## Task description:
Copy out all lines with the word "header" in them.

*****

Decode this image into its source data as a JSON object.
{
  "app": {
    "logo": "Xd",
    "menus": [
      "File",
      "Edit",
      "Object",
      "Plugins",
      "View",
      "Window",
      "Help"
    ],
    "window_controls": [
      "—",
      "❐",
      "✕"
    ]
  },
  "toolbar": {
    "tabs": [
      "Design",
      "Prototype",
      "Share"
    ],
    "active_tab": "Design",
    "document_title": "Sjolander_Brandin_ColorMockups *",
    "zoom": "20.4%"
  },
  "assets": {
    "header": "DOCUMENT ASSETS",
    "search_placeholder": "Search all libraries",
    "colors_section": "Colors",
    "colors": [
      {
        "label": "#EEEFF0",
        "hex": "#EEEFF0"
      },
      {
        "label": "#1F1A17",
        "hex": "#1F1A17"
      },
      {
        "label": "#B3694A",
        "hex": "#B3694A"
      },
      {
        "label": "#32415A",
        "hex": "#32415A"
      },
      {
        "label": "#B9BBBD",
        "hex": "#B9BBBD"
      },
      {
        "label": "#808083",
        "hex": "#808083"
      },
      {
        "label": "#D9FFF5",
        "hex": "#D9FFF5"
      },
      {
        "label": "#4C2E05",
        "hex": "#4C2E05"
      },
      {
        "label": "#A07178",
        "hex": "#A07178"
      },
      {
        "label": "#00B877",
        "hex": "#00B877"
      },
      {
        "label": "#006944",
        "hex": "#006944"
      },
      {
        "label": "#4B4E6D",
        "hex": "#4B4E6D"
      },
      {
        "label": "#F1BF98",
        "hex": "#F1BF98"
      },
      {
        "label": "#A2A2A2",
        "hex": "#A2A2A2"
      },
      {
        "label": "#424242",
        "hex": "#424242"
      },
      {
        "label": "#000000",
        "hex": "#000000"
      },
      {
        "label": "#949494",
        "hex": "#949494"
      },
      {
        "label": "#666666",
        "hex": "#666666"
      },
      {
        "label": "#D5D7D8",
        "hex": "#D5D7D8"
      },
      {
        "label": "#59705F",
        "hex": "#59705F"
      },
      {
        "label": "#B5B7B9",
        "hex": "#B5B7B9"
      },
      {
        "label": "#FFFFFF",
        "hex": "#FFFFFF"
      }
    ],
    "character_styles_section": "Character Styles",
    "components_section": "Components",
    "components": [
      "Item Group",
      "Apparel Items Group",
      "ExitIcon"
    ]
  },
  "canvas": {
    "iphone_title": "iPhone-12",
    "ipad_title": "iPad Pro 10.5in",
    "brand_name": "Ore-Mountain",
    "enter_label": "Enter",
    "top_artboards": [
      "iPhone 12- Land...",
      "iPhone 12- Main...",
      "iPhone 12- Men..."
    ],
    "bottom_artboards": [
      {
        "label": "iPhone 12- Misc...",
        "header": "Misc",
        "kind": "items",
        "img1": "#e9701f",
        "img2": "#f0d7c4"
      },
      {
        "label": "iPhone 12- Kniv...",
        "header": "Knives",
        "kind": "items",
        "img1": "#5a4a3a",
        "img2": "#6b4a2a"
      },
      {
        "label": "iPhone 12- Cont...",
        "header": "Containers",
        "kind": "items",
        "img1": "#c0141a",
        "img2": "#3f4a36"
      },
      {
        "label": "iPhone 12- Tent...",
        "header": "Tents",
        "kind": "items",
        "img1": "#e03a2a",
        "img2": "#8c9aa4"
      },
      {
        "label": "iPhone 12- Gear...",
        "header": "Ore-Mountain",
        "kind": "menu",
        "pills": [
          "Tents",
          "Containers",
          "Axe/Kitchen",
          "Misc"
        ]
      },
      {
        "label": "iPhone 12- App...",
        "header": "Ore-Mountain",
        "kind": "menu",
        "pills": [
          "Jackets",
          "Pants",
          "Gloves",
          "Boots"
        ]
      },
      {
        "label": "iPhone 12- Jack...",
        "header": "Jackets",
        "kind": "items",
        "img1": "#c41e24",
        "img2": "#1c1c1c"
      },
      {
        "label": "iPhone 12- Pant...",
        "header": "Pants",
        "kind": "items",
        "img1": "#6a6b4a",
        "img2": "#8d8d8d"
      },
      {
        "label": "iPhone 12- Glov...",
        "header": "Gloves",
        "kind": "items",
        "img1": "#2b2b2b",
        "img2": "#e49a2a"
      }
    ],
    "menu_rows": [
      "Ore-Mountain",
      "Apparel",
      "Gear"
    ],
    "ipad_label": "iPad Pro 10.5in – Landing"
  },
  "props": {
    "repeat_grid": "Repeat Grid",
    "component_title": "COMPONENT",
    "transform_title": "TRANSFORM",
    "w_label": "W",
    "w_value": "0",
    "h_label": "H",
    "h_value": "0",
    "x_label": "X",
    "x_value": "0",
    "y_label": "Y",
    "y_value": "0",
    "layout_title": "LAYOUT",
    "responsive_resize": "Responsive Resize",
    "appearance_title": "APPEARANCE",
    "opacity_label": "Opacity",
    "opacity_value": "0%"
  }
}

*****

## Task response:
    "header": "DOCUMENT ASSETS",
        "header": "Misc",
        "header": "Knives",
        "header": "Containers",
        "header": "Tents",
        "header": "Ore-Mountain",
        "header": "Ore-Mountain",
        "header": "Jackets",
        "header": "Pants",
        "header": "Gloves",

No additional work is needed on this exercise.